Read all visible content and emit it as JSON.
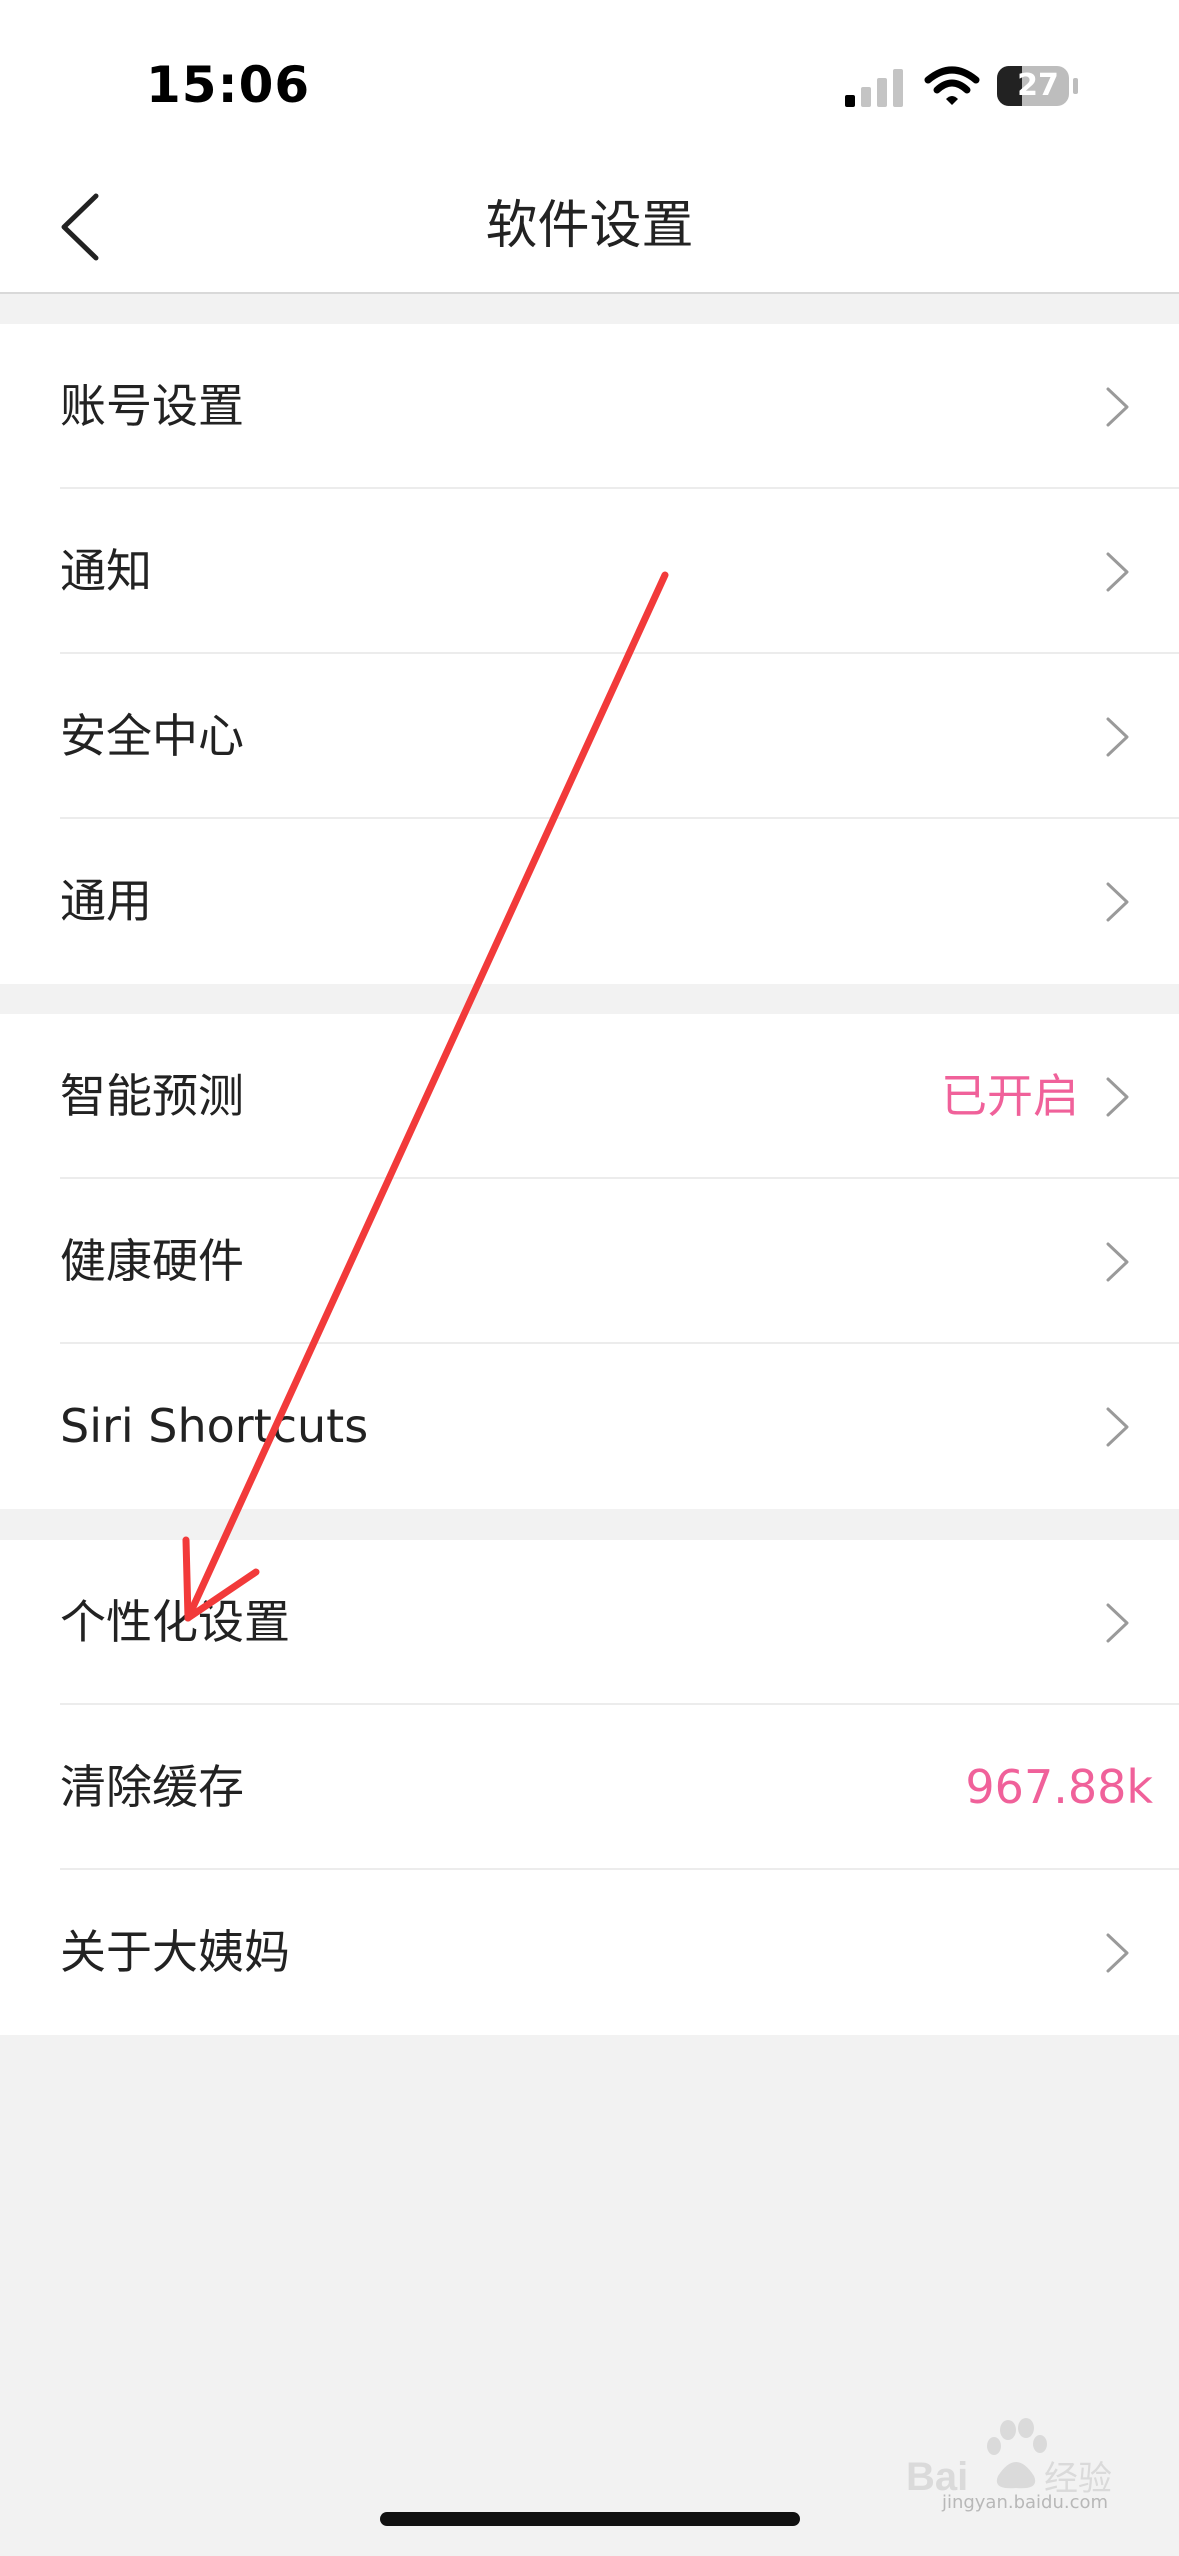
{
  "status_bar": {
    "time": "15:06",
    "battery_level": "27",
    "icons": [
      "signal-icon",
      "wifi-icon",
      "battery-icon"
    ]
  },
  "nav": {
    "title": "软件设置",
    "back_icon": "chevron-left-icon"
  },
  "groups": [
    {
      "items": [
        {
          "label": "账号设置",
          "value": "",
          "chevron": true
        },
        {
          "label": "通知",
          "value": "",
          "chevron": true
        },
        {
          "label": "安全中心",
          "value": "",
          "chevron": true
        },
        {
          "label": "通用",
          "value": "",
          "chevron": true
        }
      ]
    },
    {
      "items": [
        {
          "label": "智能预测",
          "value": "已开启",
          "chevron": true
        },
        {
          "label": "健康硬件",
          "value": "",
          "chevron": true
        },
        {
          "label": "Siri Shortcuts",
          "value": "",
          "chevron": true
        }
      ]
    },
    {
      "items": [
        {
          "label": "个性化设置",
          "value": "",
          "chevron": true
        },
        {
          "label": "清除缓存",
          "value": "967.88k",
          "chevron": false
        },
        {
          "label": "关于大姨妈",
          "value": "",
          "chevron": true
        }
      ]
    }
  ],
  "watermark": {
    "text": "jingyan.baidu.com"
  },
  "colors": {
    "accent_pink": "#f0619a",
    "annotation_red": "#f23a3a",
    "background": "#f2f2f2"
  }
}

--*--

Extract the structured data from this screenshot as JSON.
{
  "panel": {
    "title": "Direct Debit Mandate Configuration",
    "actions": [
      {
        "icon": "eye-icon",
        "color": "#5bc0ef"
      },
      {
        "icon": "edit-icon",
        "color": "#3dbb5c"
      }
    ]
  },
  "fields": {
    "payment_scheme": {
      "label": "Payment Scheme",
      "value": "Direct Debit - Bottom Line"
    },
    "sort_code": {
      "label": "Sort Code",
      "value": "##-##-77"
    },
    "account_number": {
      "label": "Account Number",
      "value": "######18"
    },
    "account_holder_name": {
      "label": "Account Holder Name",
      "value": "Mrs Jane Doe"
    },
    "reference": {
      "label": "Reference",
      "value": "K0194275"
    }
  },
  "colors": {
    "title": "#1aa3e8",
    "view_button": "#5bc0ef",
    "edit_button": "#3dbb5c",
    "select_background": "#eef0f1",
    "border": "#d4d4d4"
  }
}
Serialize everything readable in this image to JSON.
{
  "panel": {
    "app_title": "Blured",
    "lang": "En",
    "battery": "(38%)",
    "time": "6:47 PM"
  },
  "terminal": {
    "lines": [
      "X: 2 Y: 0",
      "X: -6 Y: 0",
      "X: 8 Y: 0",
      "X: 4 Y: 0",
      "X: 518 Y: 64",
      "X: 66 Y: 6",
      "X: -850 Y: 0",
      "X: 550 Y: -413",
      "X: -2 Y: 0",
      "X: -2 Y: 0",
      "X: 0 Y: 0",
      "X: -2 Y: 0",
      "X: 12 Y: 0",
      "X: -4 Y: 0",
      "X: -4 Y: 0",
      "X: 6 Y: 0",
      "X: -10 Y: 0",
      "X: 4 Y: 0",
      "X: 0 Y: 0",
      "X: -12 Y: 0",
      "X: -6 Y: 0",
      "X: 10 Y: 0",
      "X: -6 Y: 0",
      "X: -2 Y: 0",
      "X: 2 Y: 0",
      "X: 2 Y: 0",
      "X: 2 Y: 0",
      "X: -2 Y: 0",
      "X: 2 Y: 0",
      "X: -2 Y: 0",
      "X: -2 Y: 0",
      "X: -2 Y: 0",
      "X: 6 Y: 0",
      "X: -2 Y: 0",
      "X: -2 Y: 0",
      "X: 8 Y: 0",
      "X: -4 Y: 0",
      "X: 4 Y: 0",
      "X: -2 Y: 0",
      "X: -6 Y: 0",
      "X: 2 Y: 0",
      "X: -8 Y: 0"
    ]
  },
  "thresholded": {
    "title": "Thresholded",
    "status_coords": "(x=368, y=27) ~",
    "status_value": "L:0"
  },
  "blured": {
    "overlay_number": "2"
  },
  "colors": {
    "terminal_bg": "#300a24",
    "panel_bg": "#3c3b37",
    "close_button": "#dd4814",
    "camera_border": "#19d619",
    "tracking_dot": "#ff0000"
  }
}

--*--

Return every line of the preceding records in which the word "Direct" appears.

[Response]
    "title": "Direct Debit Mandate Configuration",
      "value": "Direct Debit - Bottom Line"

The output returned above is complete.